DESCRIPTION OF THE TASK
In the rows below, from the first one down through the line containing "wall-right-upper-vert [521, 144, 528, 196]", swap every "bath" for "washroom" and return those lines with nothing else changed.

____ DATA EXCERPTS

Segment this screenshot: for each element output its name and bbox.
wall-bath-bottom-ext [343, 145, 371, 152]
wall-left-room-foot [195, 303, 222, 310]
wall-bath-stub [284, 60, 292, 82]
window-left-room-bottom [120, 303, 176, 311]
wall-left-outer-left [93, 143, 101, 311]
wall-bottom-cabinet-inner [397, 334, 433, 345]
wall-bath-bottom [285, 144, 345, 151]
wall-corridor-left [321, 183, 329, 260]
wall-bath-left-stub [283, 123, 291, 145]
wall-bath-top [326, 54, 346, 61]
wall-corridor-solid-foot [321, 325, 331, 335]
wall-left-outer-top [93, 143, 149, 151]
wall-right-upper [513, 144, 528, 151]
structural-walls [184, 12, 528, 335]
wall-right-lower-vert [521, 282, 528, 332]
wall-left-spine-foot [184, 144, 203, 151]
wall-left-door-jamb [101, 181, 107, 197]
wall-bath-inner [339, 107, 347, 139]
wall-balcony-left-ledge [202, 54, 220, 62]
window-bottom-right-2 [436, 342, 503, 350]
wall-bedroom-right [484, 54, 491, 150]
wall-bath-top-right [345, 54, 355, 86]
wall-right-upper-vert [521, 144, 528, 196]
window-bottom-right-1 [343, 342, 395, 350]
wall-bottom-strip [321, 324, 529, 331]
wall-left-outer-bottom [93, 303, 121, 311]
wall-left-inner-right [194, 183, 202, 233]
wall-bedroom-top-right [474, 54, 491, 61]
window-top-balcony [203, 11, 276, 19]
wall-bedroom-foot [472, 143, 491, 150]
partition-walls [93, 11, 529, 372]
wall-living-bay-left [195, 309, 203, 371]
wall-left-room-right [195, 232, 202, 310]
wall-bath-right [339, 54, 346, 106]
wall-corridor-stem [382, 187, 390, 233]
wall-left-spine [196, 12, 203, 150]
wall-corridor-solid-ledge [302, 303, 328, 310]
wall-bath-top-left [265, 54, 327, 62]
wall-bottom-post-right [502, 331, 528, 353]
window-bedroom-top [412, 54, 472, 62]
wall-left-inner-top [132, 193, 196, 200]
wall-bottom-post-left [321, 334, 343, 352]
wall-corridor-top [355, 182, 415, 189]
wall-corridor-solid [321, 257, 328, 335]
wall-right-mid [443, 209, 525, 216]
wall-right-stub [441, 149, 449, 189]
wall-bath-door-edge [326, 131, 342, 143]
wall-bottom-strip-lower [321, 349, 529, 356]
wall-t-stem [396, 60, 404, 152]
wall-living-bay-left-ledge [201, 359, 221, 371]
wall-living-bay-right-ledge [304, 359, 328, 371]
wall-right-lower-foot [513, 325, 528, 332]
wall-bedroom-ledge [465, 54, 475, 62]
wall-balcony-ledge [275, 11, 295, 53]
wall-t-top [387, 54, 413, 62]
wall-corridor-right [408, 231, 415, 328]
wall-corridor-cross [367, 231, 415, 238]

________

RESPONSE BELOW
Segment this screenshot: for each element output its name and bbox.
wall-washroom-bottom-ext [343, 145, 371, 152]
wall-left-room-foot [195, 303, 222, 310]
wall-washroom-stub [284, 60, 292, 82]
window-left-room-bottom [120, 303, 176, 311]
wall-left-outer-left [93, 143, 101, 311]
wall-bottom-cabinet-inner [397, 334, 433, 345]
wall-washroom-bottom [285, 144, 345, 151]
wall-corridor-left [321, 183, 329, 260]
wall-washroom-left-stub [283, 123, 291, 145]
wall-washroom-top [326, 54, 346, 61]
wall-corridor-solid-foot [321, 325, 331, 335]
wall-left-outer-top [93, 143, 149, 151]
wall-right-upper [513, 144, 528, 151]
structural-walls [184, 12, 528, 335]
wall-right-lower-vert [521, 282, 528, 332]
wall-left-spine-foot [184, 144, 203, 151]
wall-left-door-jamb [101, 181, 107, 197]
wall-washroom-inner [339, 107, 347, 139]
wall-balcony-left-ledge [202, 54, 220, 62]
window-bottom-right-2 [436, 342, 503, 350]
wall-bedroom-right [484, 54, 491, 150]
wall-washroom-top-right [345, 54, 355, 86]
wall-right-upper-vert [521, 144, 528, 196]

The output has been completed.